> Extract to read
⁂

Hypothesis Testing

Quantitative Methods

Hypothesis Tests for Finance

Learning Outcome Statement:

explain hypothesis testing and its components, including statistical significance, Type I and Type II errors, and the power of a test.

Summary:

Hypothesis testing is a statistical method used to make decisions about a population based on sample data. It involves formulating a null hypothesis (H0) and an alternative hypothesis (Ha), choosing an appropriate test statistic and its distribution, specifying a significance level, and making a decision based on the calculated test statistic compared to critical values. The process aims to control the risks of Type I and Type II errors, which are false positives and false negatives, respectively.

Key Concepts:

Null and Alternative Hypotheses

The null hypothesis (H0) is a statement assumed to be true unless evidence suggests otherwise, while the alternative hypothesis (Ha) is considered if the null is rejected. These hypotheses are mutually exclusive and collectively exhaustive.

Test Statistic and Distribution

A test statistic is calculated from sample data and compared against a theoretical distribution (e.g., t-distribution, Chi-square) to determine whether to reject H0.

Significance Level and Type I Error

The significance level (alpha, α) is the probability of rejecting a true null hypothesis (Type I error). Common levels are 5% or 1%, reflecting the risk of a false positive the researcher is willing to accept.

Type II Error and Power of a Test

Type II error (beta, β) is the risk of failing to reject a false null hypothesis. The power of a test (1 - β) is the probability of correctly rejecting a false null hypothesis, indicating the test's sensitivity.

Formulas:

Test Statistic for Single Mean

t = \frac{\bar{X} - \mu_0}{s / \sqrt{n}}

Calculates the t-statistic for testing a single population mean when the population standard deviation is unknown.

Variables:

$\bar{X}$ :: sample mean
$\mu_0$ :: hypothesized population mean
$s$ :: sample standard deviation
$n$ :: sample size

Units: unitless

Test Statistic for Difference in Means

t = \frac{(\bar{X}_{d1} - \bar{X}_{d2}) - (\mu_{d1} - \mu_{d2})}{\sqrt{\frac{s_p^2}{n_{d1}} + \frac{s_p^2}{n_{d2}}}}

Used to compare the means of two independent samples, assuming equal variances.

Variables:

$\bar{X}_{d1}, \bar{X}_{d2}$ :: sample means of two independent samples
$\mu_{d1}, \mu_{d2}$ :: hypothesized population means of the two samples
$s_p$ :: pooled standard deviation
$n_{d1}, n_{d2}$ :: sample sizes of the two samples

Units: unitless

Chi-Square Test Statistic for Variance

\chi^2 = \frac{(n-1)s^2}{\sigma_0^2}

Used to test a single population variance against a hypothesized value.

Variables:

$n$ :: sample size
$s$ :: sample standard deviation
$\sigma_0^2$ :: hypothesized population variance

Units: unitless

Tests of Return and Risk in Finance

Learning Outcome Statement:

construct hypothesis tests and determine their statistical significance, the associated Type I and Type II errors, and power of the test given a significance level

Summary:

This LOS covers various hypothesis testing methods used in finance to assess the risk and return characteristics of financial instruments or portfolios. It includes tests for single means and variances, differences between means (both dependent and independent samples), and equality of variances. The tests utilize t-distributions, chi-square distributions, and F-distributions, depending on the nature of the data and the hypothesis being tested.

⁂

> Information given
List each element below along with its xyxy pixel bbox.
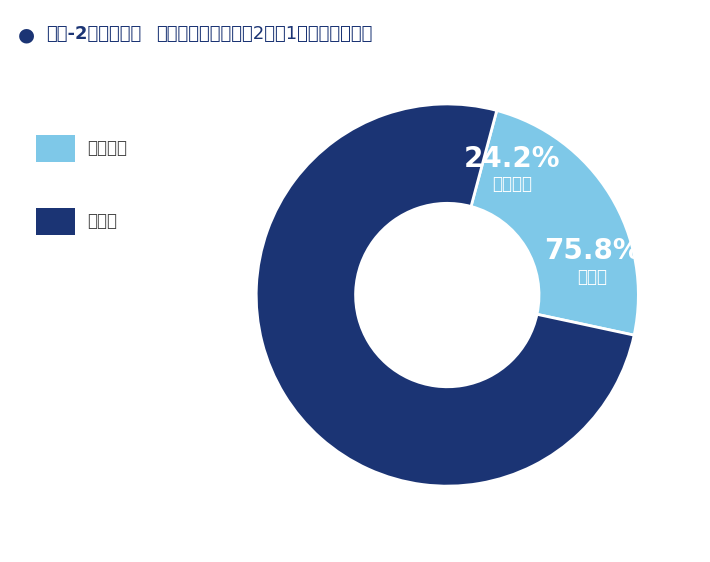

⁂

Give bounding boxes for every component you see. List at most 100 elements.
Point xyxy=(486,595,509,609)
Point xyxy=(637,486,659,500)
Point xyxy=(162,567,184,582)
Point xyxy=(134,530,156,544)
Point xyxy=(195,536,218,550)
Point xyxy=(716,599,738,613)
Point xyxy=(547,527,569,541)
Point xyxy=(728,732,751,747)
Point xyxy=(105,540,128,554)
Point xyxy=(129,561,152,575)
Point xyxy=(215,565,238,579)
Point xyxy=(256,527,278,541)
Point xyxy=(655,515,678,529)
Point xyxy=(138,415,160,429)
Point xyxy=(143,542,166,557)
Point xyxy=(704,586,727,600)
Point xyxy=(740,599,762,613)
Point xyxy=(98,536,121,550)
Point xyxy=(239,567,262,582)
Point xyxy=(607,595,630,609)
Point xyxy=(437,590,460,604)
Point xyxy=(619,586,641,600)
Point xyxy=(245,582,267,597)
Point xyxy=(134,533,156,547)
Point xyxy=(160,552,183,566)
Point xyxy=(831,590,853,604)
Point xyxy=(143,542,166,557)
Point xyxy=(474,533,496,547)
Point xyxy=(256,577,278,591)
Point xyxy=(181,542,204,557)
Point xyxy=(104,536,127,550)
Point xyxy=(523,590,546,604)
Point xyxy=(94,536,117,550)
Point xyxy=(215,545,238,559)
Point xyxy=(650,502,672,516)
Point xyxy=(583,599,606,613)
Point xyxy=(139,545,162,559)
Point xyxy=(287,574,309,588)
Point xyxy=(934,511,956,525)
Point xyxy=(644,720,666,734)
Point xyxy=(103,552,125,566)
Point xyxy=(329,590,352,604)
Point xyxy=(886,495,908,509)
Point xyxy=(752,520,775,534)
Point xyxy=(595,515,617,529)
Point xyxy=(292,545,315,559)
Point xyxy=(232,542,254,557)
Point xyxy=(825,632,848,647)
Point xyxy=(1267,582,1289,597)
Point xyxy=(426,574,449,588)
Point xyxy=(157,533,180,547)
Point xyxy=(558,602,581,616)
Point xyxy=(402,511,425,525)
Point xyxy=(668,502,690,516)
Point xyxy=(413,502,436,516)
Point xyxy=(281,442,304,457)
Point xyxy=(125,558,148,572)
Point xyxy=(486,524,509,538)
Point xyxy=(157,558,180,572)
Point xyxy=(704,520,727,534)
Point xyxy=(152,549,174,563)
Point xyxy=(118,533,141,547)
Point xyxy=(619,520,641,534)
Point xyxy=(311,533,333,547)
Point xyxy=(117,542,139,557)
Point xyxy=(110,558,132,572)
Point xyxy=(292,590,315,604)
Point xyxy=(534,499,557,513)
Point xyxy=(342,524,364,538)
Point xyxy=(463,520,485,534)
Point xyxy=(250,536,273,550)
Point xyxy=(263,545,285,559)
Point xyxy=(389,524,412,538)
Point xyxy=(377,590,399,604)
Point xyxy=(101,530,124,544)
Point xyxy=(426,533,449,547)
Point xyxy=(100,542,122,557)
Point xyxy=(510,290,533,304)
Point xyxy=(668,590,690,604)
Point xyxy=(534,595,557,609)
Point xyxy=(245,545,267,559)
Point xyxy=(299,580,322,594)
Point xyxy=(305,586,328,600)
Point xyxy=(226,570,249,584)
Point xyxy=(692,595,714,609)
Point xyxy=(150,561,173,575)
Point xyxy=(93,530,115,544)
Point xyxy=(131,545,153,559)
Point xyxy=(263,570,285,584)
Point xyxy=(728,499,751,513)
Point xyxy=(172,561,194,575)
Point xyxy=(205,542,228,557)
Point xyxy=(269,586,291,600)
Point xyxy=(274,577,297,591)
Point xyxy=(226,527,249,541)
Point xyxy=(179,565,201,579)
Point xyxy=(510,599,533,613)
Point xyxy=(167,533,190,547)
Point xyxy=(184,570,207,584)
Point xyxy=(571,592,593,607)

⁂

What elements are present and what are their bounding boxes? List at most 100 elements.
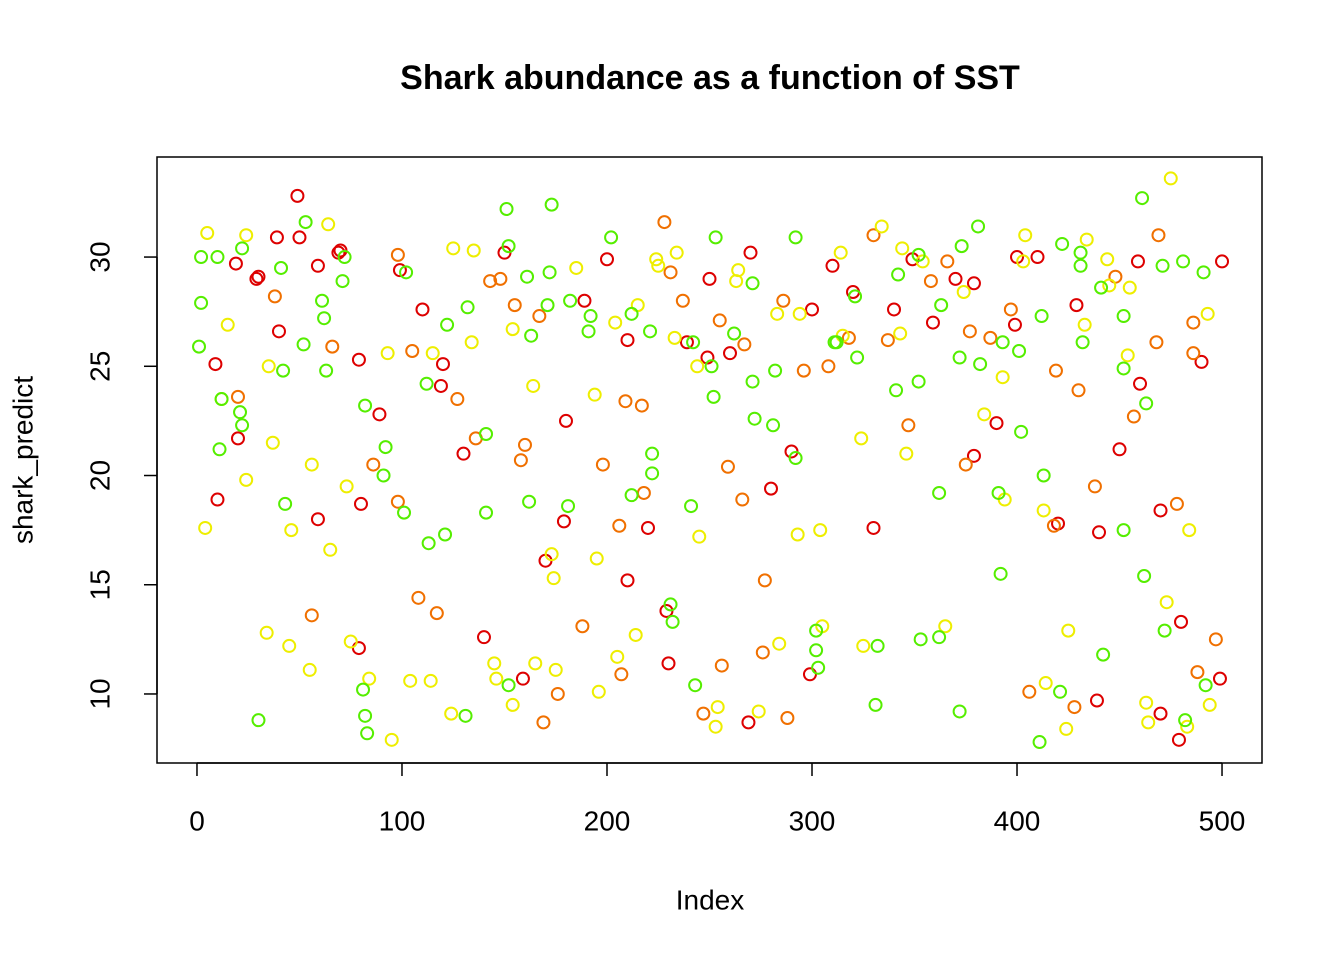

⁂

> Jobs
- 1) According to the hypothesis testing notes, what significance levels are common?
- 2) Continue the hypothesis testing notes from the point where they end.
You won't need the items to do anything here.

> Results of the exercise
- 1) 5% or 1%.

- 2)
Key Concepts:

Test of a Single Mean

Used to determine if the sample mean significantly differs from a known or hypothesized population mean using a t-distribution when the population standard deviation is unknown.

Test of a Single Variance

Used to assess if the sample variance significantly differs from a hypothesized variance using a chi-square distribution.

Test Concerning Differences between Means with Independent Samples

Compares the means of two independent samples to determine if they significantly differ, using a t-distribution and assuming equal or unequal variances.

Test Concerning Differences between Means with Dependent Samples

Compares the means of two related samples (paired comparisons) to determine if they significantly differ, using a t-distribution and accounting for the dependency in the data.

Test Concerning the Equality of Two Variances

Used to compare the variances of two independent samples to determine if they are significantly different, using an F-distribution.

Formulas:

t-statistic for a Single Mean

t = \frac{\bar{X} - \mu_0}{s / \sqrt{n}}

Calculates the t-statistic to compare a sample mean against a hypothesized population mean.

Variables:

$\bar{X}$ :: sample mean
$\mu_0$ :: hypothesized population mean
$s$ :: sample standard deviation
$n$ :: sample size

Units: unitless

Chi-square statistic for a Single Variance

\chi^2 = \frac{(n - 1) s^2}{\sigma_0^2}

Calculates the chi-square statistic to compare a sample variance against a hypothesized population variance.

Variables:

$n$ :: sample size
$s$ :: sample standard deviation
$\sigma_0^2$ :: hypothesized population variance

Units: unitless

t-statistic for Differences between Independent Means

t = \frac{(\bar{X}_1 - \bar{X}_2) - (\mu_1 - \mu_2)}{\sqrt{\frac{s_p^2}{n_1} + \frac{s_p^2}{n_2}}}

Calculates the t-statistic to compare the means of two independent samples, assuming equal variances.

Variables:

$\bar{X}_1$ :: mean of sample 1
$\bar{X}_2$ :: mean of sample 2
$\mu_1$ :: mean of population 1
$\mu_2$ :: mean of population 2
$s_p^2$ :: pooled variance
$n_1$ :: size of sample 1
$n_2$ :: size of sample 2

Units: unitless

F-statistic for Equality of Two Variances

F = \frac{s_1^2}{s_2^2}

Calculates the F-statistic to compare the variances of two independent samples.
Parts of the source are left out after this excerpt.